- YOUR OBJECTIVE:
Among the lines below, list those containing the string "book".

*** ENTRIES ***

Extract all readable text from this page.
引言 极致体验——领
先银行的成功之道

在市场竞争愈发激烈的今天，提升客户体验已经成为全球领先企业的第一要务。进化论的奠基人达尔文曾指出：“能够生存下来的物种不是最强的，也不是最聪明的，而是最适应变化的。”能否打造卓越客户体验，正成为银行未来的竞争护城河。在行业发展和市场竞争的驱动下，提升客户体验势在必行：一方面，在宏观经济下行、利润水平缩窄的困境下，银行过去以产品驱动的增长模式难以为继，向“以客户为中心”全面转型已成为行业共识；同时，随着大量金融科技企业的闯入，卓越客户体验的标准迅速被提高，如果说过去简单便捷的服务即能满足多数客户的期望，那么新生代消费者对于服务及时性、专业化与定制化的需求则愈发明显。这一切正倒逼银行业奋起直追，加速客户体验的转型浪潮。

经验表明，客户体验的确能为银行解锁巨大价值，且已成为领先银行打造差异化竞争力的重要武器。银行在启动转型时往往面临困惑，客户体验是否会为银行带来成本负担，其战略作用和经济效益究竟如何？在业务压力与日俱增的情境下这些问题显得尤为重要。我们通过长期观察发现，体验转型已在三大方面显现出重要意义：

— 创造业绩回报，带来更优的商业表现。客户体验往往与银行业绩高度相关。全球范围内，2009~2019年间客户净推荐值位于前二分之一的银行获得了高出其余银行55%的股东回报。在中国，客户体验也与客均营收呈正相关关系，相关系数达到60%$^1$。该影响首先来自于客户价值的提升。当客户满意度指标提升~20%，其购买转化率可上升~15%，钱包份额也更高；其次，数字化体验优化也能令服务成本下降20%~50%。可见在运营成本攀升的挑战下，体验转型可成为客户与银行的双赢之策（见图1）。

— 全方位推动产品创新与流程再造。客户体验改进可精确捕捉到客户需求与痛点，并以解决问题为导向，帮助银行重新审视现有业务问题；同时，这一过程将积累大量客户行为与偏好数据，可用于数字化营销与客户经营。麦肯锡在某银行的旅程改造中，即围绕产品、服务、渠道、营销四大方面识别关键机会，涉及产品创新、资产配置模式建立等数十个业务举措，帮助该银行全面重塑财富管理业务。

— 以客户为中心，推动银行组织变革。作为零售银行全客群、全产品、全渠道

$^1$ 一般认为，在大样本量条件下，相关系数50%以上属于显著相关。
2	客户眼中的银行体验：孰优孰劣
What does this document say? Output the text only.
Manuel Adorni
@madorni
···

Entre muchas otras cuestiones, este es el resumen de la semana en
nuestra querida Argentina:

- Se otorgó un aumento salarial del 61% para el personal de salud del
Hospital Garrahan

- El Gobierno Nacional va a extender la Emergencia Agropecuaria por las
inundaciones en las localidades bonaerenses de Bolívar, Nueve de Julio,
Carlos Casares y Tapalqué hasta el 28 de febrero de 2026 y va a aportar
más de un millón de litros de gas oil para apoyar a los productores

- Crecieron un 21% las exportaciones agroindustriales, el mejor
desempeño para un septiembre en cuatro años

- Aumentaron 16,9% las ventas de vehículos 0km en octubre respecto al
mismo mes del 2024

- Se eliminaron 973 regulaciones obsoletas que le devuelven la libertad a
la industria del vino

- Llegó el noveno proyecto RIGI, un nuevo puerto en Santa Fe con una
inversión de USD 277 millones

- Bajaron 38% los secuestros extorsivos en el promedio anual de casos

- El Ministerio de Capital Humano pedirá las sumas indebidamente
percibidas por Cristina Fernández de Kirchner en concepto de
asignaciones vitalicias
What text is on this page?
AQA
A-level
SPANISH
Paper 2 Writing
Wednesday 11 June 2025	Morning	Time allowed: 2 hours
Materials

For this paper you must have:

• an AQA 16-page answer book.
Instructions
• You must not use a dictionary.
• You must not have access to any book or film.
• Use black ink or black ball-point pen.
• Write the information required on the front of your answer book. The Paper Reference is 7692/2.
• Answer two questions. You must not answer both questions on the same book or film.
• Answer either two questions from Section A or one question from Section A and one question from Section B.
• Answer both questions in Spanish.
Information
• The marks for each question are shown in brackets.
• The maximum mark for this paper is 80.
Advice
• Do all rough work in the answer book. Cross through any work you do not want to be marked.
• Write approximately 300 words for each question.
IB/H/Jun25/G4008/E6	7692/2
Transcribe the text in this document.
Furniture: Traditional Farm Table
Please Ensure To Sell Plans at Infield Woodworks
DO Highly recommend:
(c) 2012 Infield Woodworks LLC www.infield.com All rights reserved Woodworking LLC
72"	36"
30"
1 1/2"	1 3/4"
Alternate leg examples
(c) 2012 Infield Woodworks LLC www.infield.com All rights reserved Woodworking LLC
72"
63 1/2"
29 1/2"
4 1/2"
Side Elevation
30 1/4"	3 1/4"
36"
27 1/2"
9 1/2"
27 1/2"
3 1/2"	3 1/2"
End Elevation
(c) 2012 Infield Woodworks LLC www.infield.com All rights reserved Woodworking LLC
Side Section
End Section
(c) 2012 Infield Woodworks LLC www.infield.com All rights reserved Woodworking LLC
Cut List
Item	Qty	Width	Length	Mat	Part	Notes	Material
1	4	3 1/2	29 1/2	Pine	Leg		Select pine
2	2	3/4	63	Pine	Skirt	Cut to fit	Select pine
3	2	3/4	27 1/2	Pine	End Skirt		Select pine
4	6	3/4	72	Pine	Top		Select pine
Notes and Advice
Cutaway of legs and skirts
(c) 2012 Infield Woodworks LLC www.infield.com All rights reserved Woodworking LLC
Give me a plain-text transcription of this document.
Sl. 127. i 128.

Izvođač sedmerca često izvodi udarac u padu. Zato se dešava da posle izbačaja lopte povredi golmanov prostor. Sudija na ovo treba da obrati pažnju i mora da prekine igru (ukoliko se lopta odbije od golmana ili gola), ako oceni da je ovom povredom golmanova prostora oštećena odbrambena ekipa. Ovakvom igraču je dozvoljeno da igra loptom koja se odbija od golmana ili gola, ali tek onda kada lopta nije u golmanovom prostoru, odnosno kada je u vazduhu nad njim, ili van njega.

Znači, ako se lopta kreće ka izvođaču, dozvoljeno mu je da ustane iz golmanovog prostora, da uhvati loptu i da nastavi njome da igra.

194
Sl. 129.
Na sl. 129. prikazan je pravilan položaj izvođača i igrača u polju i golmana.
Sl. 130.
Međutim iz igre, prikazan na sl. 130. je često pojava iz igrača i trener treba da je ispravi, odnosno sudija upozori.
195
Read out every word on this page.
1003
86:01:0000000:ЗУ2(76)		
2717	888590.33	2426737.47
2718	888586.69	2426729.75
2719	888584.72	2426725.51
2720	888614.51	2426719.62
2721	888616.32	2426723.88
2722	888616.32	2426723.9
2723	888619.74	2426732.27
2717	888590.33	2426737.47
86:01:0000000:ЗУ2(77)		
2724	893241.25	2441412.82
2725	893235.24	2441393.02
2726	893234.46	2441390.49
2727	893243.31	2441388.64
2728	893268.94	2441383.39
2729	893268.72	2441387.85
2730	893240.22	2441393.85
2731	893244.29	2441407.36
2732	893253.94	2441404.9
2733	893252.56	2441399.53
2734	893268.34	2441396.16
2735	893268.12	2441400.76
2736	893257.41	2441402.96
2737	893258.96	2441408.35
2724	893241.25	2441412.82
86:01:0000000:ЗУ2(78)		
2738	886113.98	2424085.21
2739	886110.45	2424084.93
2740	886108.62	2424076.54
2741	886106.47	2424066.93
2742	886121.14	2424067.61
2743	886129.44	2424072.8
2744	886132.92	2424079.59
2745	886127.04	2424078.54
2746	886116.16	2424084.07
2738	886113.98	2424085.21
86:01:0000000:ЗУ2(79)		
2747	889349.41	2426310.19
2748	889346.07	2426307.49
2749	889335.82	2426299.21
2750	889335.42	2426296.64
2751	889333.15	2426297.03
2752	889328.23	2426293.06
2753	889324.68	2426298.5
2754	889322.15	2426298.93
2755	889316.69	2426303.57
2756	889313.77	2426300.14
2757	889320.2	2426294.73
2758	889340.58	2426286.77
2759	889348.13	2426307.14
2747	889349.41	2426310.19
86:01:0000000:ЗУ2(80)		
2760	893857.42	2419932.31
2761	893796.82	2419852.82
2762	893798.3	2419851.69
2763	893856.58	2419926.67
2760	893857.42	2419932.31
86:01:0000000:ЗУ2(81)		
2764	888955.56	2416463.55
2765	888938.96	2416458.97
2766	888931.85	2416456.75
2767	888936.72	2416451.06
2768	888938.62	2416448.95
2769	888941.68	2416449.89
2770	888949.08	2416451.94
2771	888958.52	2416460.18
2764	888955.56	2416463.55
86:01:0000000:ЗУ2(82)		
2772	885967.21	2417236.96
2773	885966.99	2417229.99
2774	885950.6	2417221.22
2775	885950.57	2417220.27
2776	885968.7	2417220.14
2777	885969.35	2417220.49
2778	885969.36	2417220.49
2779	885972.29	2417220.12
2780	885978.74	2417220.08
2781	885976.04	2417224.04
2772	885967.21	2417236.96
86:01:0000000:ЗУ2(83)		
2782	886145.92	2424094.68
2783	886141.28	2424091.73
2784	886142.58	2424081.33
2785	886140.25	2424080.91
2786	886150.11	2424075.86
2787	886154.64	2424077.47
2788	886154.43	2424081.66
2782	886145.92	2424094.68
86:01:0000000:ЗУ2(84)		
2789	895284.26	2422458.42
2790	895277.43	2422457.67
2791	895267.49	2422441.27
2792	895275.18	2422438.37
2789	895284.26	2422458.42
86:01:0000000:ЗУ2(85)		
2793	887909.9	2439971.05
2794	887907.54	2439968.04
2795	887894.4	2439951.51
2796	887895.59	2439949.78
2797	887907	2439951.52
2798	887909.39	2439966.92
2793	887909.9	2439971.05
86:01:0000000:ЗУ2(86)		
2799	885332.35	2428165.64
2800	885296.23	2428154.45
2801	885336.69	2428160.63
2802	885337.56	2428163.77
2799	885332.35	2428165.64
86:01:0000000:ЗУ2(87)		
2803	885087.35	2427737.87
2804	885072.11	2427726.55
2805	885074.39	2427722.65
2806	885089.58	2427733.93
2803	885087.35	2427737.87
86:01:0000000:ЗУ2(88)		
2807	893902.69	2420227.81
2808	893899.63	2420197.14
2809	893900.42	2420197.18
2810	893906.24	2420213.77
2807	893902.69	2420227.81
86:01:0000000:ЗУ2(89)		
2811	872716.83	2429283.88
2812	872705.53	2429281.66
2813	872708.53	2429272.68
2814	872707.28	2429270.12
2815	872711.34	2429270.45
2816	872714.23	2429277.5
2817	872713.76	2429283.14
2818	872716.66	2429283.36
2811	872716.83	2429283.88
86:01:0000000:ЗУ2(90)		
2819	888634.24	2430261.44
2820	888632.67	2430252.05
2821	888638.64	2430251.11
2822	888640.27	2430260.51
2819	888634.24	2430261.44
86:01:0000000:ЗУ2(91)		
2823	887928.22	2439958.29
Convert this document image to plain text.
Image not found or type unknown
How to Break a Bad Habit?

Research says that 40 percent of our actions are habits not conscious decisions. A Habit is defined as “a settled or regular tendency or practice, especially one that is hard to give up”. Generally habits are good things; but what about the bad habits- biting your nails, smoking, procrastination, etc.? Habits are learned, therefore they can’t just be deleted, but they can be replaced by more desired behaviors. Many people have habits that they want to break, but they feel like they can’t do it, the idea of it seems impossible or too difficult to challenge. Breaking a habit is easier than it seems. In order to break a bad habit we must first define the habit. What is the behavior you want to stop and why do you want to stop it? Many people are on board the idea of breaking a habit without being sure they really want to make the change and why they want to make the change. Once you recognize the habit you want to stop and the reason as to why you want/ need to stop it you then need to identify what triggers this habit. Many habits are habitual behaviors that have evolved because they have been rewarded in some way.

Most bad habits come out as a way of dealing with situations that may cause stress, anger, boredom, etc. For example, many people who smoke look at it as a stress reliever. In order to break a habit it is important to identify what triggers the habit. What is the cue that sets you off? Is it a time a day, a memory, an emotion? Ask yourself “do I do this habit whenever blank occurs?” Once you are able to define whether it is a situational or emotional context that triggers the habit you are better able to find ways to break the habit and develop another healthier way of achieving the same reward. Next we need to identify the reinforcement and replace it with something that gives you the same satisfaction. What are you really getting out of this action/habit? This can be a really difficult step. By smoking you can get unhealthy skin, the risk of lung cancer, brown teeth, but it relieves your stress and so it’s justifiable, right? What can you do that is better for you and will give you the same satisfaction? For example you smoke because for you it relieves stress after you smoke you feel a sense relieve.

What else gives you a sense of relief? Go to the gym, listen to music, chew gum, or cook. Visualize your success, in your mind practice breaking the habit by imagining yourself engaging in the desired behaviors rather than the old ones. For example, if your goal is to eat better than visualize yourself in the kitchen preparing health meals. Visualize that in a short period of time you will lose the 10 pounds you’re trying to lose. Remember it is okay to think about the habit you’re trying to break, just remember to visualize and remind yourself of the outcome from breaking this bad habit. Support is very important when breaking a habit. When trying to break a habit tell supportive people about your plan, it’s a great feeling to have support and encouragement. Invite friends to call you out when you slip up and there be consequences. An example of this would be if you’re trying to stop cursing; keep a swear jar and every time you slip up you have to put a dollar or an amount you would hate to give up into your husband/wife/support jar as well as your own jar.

***

- IN RESPONSE:
• an AQA 16-page answer book.
• You must not have access to any book or film.
• Write the information required on the front of your answer book. The Paper Reference is 7692/2.
• Answer two questions. You must not answer both questions on the same book or film.
• Do all rough work in the answer book. Cross through any work you do not want to be marked.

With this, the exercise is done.